Stated task: Repeat, without any change, the entries presented below.

Records for processing:
* Start *
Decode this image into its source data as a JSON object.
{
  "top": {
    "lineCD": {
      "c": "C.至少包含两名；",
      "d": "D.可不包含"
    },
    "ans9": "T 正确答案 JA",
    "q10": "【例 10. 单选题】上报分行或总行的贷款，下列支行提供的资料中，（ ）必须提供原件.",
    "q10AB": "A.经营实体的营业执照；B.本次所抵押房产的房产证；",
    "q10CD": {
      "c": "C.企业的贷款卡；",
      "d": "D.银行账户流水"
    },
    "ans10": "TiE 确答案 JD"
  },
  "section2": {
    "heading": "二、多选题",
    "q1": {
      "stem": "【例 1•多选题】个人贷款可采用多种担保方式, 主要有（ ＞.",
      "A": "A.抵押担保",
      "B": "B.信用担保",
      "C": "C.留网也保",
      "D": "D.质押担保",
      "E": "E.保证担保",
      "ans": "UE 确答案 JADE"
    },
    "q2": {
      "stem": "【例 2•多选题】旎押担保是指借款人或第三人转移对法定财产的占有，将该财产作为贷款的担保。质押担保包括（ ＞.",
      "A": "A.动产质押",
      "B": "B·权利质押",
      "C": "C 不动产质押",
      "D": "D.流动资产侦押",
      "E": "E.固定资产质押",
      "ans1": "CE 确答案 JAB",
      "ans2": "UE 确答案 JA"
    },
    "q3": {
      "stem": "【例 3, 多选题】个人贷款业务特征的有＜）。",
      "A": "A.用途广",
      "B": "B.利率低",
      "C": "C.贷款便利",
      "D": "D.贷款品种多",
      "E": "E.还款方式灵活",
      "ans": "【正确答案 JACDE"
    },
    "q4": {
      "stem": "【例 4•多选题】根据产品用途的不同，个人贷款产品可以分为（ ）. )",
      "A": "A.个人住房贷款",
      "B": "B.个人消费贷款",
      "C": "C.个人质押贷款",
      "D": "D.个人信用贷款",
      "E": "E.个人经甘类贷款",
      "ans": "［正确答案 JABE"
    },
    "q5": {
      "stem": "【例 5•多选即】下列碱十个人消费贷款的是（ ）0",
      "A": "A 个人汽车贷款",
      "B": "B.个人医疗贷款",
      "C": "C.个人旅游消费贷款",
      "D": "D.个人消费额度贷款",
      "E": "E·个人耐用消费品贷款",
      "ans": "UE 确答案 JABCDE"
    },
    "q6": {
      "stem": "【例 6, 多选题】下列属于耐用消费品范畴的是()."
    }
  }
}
* End *
The reply:
Decode this image into its source data as a JSON object.
{
  "top": {
    "lineCD": {
      "c": "C.至少包含两名；",
      "d": "D.可不包含"
    },
    "ans9": "T 正确答案 JA",
    "q10": "【例 10. 单选题】上报分行或总行的贷款，下列支行提供的资料中，（ ）必须提供原件.",
    "q10AB": "A.经营实体的营业执照；B.本次所抵押房产的房产证；",
    "q10CD": {
      "c": "C.企业的贷款卡；",
      "d": "D.银行账户流水"
    },
    "ans10": "TiE 确答案 JD"
  },
  "section2": {
    "heading": "二、多选题",
    "q1": {
      "stem": "【例 1•多选题】个人贷款可采用多种担保方式, 主要有（ ＞.",
      "A": "A.抵押担保",
      "B": "B.信用担保",
      "C": "C.留网也保",
      "D": "D.质押担保",
      "E": "E.保证担保",
      "ans": "UE 确答案 JADE"
    },
    "q2": {
      "stem": "【例 2•多选题】旎押担保是指借款人或第三人转移对法定财产的占有，将该财产作为贷款的担保。质押担保包括（ ＞.",
      "A": "A.动产质押",
      "B": "B·权利质押",
      "C": "C 不动产质押",
      "D": "D.流动资产侦押",
      "E": "E.固定资产质押",
      "ans1": "CE 确答案 JAB",
      "ans2": "UE 确答案 JA"
    },
    "q3": {
      "stem": "【例 3, 多选题】个人贷款业务特征的有＜）。",
      "A": "A.用途广",
      "B": "B.利率低",
      "C": "C.贷款便利",
      "D": "D.贷款品种多",
      "E": "E.还款方式灵活",
      "ans": "【正确答案 JACDE"
    },
    "q4": {
      "stem": "【例 4•多选题】根据产品用途的不同，个人贷款产品可以分为（ ）. )",
      "A": "A.个人住房贷款",
      "B": "B.个人消费贷款",
      "C": "C.个人质押贷款",
      "D": "D.个人信用贷款",
      "E": "E.个人经甘类贷款",
      "ans": "［正确答案 JABE"
    },
    "q5": {
      "stem": "【例 5•多选即】下列碱十个人消费贷款的是（ ）0",
      "A": "A 个人汽车贷款",
      "B": "B.个人医疗贷款",
      "C": "C.个人旅游消费贷款",
      "D": "D.个人消费额度贷款",
      "E": "E·个人耐用消费品贷款",
      "ans": "UE 确答案 JABCDE"
    },
    "q6": {
      "stem": "【例 6, 多选题】下列属于耐用消费品范畴的是()."
    }
  }
}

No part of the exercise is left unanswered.